• Written task:
Substitute "injector" for "syringe" in the lines from the start of the records through the line containing "In FIG. 2, the front part 6 is at (105, 745).", inclusive, and write those lines out again with nothing else changed.

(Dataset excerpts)
▬▬▬▬▬▬
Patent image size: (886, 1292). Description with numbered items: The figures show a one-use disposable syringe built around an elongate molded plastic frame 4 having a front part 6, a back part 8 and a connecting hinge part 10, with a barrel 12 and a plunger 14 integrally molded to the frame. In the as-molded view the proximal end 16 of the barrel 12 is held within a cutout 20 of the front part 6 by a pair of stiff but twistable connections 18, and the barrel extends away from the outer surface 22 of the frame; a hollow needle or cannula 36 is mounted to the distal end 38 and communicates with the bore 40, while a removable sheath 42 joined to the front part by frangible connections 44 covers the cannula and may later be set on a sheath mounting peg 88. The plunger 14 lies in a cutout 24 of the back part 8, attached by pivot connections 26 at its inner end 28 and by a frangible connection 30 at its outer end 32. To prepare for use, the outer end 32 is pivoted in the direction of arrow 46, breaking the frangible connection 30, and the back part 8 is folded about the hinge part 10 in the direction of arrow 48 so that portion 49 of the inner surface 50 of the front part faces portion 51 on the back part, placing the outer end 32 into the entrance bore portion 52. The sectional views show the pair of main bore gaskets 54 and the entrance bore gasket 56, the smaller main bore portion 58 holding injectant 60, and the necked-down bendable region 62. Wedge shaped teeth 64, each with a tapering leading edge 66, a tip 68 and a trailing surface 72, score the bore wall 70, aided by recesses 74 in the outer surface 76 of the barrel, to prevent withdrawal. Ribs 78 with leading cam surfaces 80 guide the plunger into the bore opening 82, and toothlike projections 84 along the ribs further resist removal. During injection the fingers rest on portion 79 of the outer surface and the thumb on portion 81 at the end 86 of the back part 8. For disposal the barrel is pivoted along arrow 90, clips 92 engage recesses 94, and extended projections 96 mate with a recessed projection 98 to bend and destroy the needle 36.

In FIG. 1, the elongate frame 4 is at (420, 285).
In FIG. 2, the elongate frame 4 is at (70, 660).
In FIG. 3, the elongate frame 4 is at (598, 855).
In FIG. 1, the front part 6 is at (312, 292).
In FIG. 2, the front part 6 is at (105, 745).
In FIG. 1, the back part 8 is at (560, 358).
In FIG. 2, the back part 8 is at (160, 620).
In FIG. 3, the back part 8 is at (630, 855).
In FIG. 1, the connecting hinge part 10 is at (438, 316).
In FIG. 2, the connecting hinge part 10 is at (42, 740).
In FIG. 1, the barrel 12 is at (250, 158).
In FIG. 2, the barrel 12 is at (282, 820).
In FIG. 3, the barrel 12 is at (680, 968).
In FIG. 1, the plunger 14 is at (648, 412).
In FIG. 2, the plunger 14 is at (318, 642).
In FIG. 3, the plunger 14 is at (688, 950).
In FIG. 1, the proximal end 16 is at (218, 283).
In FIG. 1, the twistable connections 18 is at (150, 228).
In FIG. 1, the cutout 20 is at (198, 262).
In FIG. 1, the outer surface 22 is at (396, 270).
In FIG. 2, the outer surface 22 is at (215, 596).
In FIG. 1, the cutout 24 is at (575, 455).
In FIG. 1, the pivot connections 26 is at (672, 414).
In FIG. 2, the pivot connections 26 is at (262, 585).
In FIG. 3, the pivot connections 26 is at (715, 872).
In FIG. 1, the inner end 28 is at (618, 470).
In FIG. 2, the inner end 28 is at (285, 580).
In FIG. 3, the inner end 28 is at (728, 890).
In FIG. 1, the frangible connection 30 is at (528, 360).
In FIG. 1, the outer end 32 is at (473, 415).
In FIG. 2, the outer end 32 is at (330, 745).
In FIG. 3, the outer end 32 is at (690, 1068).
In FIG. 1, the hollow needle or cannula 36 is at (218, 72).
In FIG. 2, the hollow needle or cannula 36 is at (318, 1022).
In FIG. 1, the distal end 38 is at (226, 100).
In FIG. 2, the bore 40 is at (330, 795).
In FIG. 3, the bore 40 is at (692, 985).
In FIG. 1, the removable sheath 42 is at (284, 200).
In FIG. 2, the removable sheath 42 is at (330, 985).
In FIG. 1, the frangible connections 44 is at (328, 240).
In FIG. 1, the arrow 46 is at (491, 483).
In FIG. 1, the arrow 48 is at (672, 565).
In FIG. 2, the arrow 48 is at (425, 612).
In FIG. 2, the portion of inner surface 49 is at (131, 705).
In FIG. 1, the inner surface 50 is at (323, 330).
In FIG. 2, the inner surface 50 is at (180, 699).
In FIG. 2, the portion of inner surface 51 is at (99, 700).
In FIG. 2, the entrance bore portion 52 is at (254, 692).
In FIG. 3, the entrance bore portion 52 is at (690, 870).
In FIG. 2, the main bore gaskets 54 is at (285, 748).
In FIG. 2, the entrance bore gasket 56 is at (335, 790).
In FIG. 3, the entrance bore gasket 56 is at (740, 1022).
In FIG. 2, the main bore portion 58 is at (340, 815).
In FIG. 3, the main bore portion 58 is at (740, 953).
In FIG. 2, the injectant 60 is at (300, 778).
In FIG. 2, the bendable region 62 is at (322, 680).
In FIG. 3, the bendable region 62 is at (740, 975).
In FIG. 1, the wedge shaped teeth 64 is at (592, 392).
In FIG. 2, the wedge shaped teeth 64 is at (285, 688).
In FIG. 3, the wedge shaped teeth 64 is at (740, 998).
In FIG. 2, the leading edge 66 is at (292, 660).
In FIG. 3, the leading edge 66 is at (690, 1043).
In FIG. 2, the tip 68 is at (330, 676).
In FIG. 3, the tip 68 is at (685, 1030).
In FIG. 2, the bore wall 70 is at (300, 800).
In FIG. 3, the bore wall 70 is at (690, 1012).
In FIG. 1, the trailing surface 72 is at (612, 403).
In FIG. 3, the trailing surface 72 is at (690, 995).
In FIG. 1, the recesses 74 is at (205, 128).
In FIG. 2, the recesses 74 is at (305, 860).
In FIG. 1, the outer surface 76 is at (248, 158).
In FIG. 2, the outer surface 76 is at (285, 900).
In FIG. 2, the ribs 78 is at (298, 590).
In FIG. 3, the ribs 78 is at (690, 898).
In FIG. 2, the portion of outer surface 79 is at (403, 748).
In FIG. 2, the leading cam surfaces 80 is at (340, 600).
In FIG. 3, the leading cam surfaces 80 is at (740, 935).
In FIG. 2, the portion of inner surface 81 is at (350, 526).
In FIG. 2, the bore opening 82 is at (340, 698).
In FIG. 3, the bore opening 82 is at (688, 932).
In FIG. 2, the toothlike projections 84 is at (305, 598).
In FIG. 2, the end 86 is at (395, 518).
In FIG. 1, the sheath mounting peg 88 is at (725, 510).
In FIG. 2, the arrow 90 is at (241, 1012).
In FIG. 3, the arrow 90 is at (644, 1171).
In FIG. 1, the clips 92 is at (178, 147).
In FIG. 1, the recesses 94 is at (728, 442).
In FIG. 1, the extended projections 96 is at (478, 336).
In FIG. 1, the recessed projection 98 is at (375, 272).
▬▬▬▬▬▬
• Solution for this task:
Patent image size: (886, 1292). Description with numbered items: The figures show a one-use disposable injector built around an elongate molded plastic frame 4 having a front part 6, a back part 8 and a connecting hinge part 10, with a barrel 12 and a plunger 14 integrally molded to the frame. In the as-molded view the proximal end 16 of the barrel 12 is held within a cutout 20 of the front part 6 by a pair of stiff but twistable connections 18, and the barrel extends away from the outer surface 22 of the frame; a hollow needle or cannula 36 is mounted to the distal end 38 and communicates with the bore 40, while a removable sheath 42 joined to the front part by frangible connections 44 covers the cannula and may later be set on a sheath mounting peg 88. The plunger 14 lies in a cutout 24 of the back part 8, attached by pivot connections 26 at its inner end 28 and by a frangible connection 30 at its outer end 32. To prepare for use, the outer end 32 is pivoted in the direction of arrow 46, breaking the frangible connection 30, and the back part 8 is folded about the hinge part 10 in the direction of arrow 48 so that portion 49 of the inner surface 50 of the front part faces portion 51 on the back part, placing the outer end 32 into the entrance bore portion 52. The sectional views show the pair of main bore gaskets 54 and the entrance bore gasket 56, the smaller main bore portion 58 holding injectant 60, and the necked-down bendable region 62. Wedge shaped teeth 64, each with a tapering leading edge 66, a tip 68 and a trailing surface 72, score the bore wall 70, aided by recesses 74 in the outer surface 76 of the barrel, to prevent withdrawal. Ribs 78 with leading cam surfaces 80 guide the plunger into the bore opening 82, and toothlike projections 84 along the ribs further resist removal. During injection the fingers rest on portion 79 of the outer surface and the thumb on portion 81 at the end 86 of the back part 8. For disposal the barrel is pivoted along arrow 90, clips 92 engage recesses 94, and extended projections 96 mate with a recessed projection 98 to bend and destroy the needle 36.

In FIG. 1, the elongate frame 4 is at (420, 285).
In FIG. 2, the elongate frame 4 is at (70, 660).
In FIG. 3, the elongate frame 4 is at (598, 855).
In FIG. 1, the front part 6 is at (312, 292).
In FIG. 2, the front part 6 is at (105, 745).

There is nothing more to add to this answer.